# What is asked
Reproduce the full listing that appears beneath this instruction exactly.

Items listed in a dataset
>> start

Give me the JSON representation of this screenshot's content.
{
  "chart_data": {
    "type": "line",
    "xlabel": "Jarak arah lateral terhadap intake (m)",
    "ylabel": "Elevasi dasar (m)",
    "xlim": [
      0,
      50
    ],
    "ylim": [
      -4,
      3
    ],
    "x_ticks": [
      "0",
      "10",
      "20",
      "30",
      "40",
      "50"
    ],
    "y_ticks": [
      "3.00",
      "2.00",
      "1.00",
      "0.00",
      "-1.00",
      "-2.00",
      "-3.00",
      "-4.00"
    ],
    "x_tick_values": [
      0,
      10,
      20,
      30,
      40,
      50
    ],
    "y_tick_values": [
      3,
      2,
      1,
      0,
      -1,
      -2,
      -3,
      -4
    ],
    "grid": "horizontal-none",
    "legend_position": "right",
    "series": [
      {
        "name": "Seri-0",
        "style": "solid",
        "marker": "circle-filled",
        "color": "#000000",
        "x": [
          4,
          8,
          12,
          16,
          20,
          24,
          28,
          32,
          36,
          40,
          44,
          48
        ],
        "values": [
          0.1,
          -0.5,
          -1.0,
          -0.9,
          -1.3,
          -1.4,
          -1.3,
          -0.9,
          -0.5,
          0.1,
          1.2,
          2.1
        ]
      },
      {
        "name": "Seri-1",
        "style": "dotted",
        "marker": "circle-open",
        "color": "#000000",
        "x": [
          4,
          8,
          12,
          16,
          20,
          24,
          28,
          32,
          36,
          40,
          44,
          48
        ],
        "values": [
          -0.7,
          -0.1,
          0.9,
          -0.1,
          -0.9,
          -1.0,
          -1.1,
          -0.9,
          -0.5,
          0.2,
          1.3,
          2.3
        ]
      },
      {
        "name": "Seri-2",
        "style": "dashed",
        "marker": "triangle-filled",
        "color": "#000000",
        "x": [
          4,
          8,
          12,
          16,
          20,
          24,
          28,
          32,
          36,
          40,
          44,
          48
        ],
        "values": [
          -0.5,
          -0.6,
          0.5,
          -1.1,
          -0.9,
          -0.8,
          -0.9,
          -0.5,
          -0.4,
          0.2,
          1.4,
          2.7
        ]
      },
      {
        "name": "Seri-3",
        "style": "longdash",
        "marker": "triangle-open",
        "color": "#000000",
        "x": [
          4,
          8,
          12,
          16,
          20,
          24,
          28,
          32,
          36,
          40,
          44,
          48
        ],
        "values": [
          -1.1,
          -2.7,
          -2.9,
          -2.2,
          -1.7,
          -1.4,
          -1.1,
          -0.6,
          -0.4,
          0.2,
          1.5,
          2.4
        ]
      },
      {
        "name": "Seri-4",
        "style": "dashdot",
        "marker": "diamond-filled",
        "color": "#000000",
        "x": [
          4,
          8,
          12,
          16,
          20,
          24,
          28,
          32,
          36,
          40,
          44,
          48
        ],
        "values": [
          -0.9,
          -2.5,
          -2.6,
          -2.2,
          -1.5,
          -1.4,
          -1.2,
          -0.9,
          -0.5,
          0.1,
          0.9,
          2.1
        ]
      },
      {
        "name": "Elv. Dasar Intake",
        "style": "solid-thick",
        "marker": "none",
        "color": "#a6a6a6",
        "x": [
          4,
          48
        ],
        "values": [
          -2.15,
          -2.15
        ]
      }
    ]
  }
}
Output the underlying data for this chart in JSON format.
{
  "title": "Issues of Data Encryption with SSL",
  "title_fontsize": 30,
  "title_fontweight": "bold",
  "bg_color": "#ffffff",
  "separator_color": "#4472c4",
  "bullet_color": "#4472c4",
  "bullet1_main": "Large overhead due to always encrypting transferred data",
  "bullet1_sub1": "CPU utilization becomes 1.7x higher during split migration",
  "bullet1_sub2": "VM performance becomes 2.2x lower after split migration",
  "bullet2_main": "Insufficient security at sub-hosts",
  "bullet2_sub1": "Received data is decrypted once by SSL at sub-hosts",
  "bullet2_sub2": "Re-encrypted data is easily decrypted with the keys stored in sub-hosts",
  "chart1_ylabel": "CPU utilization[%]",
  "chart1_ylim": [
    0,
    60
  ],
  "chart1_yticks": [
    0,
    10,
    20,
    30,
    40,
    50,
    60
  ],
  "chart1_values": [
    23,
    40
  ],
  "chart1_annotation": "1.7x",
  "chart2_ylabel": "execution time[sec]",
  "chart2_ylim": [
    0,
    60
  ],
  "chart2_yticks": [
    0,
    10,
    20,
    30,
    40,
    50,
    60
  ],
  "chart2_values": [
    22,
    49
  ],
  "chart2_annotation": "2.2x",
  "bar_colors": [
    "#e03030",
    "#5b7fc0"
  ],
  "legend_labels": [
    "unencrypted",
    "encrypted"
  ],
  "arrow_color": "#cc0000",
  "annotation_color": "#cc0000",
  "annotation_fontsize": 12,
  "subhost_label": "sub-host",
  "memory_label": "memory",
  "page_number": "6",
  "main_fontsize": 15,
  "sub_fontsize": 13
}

>> end

# Solution to this problem
Give me the JSON representation of this screenshot's content.
{
  "chart_data": {
    "type": "line",
    "xlabel": "Jarak arah lateral terhadap intake (m)",
    "ylabel": "Elevasi dasar (m)",
    "xlim": [
      0,
      50
    ],
    "ylim": [
      -4,
      3
    ],
    "x_ticks": [
      "0",
      "10",
      "20",
      "30",
      "40",
      "50"
    ],
    "y_ticks": [
      "3.00",
      "2.00",
      "1.00",
      "0.00",
      "-1.00",
      "-2.00",
      "-3.00",
      "-4.00"
    ],
    "x_tick_values": [
      0,
      10,
      20,
      30,
      40,
      50
    ],
    "y_tick_values": [
      3,
      2,
      1,
      0,
      -1,
      -2,
      -3,
      -4
    ],
    "grid": "horizontal-none",
    "legend_position": "right",
    "series": [
      {
        "name": "Seri-0",
        "style": "solid",
        "marker": "circle-filled",
        "color": "#000000",
        "x": [
          4,
          8,
          12,
          16,
          20,
          24,
          28,
          32,
          36,
          40,
          44,
          48
        ],
        "values": [
          0.1,
          -0.5,
          -1.0,
          -0.9,
          -1.3,
          -1.4,
          -1.3,
          -0.9,
          -0.5,
          0.1,
          1.2,
          2.1
        ]
      },
      {
        "name": "Seri-1",
        "style": "dotted",
        "marker": "circle-open",
        "color": "#000000",
        "x": [
          4,
          8,
          12,
          16,
          20,
          24,
          28,
          32,
          36,
          40,
          44,
          48
        ],
        "values": [
          -0.7,
          -0.1,
          0.9,
          -0.1,
          -0.9,
          -1.0,
          -1.1,
          -0.9,
          -0.5,
          0.2,
          1.3,
          2.3
        ]
      },
      {
        "name": "Seri-2",
        "style": "dashed",
        "marker": "triangle-filled",
        "color": "#000000",
        "x": [
          4,
          8,
          12,
          16,
          20,
          24,
          28,
          32,
          36,
          40,
          44,
          48
        ],
        "values": [
          -0.5,
          -0.6,
          0.5,
          -1.1,
          -0.9,
          -0.8,
          -0.9,
          -0.5,
          -0.4,
          0.2,
          1.4,
          2.7
        ]
      },
      {
        "name": "Seri-3",
        "style": "longdash",
        "marker": "triangle-open",
        "color": "#000000",
        "x": [
          4,
          8,
          12,
          16,
          20,
          24,
          28,
          32,
          36,
          40,
          44,
          48
        ],
        "values": [
          -1.1,
          -2.7,
          -2.9,
          -2.2,
          -1.7,
          -1.4,
          -1.1,
          -0.6,
          -0.4,
          0.2,
          1.5,
          2.4
        ]
      },
      {
        "name": "Seri-4",
        "style": "dashdot",
        "marker": "diamond-filled",
        "color": "#000000",
        "x": [
          4,
          8,
          12,
          16,
          20,
          24,
          28,
          32,
          36,
          40,
          44,
          48
        ],
        "values": [
          -0.9,
          -2.5,
          -2.6,
          -2.2,
          -1.5,
          -1.4,
          -1.2,
          -0.9,
          -0.5,
          0.1,
          0.9,
          2.1
        ]
      },
      {
        "name": "Elv. Dasar Intake",
        "style": "solid-thick",
        "marker": "none",
        "color": "#a6a6a6",
        "x": [
          4,
          48
        ],
        "values": [
          -2.15,
          -2.15
        ]
      }
    ]
  }
}
Output the underlying data for this chart in JSON format.
{
  "title": "Issues of Data Encryption with SSL",
  "title_fontsize": 30,
  "title_fontweight": "bold",
  "bg_color": "#ffffff",
  "separator_color": "#4472c4",
  "bullet_color": "#4472c4",
  "bullet1_main": "Large overhead due to always encrypting transferred data",
  "bullet1_sub1": "CPU utilization becomes 1.7x higher during split migration",
  "bullet1_sub2": "VM performance becomes 2.2x lower after split migration",
  "bullet2_main": "Insufficient security at sub-hosts",
  "bullet2_sub1": "Received data is decrypted once by SSL at sub-hosts",
  "bullet2_sub2": "Re-encrypted data is easily decrypted with the keys stored in sub-hosts",
  "chart1_ylabel": "CPU utilization[%]",
  "chart1_ylim": [
    0,
    60
  ],
  "chart1_yticks": [
    0,
    10,
    20,
    30,
    40,
    50,
    60
  ],
  "chart1_values": [
    23,
    40
  ],
  "chart1_annotation": "1.7x",
  "chart2_ylabel": "execution time[sec]",
  "chart2_ylim": [
    0,
    60
  ],
  "chart2_yticks": [
    0,
    10,
    20,
    30,
    40,
    50,
    60
  ],
  "chart2_values": [
    22,
    49
  ],
  "chart2_annotation": "2.2x",
  "bar_colors": [
    "#e03030",
    "#5b7fc0"
  ],
  "legend_labels": [
    "unencrypted",
    "encrypted"
  ],
  "arrow_color": "#cc0000",
  "annotation_color": "#cc0000",
  "annotation_fontsize": 12,
  "subhost_label": "sub-host",
  "memory_label": "memory",
  "page_number": "6",
  "main_fontsize": 15,
  "sub_fontsize": 13
}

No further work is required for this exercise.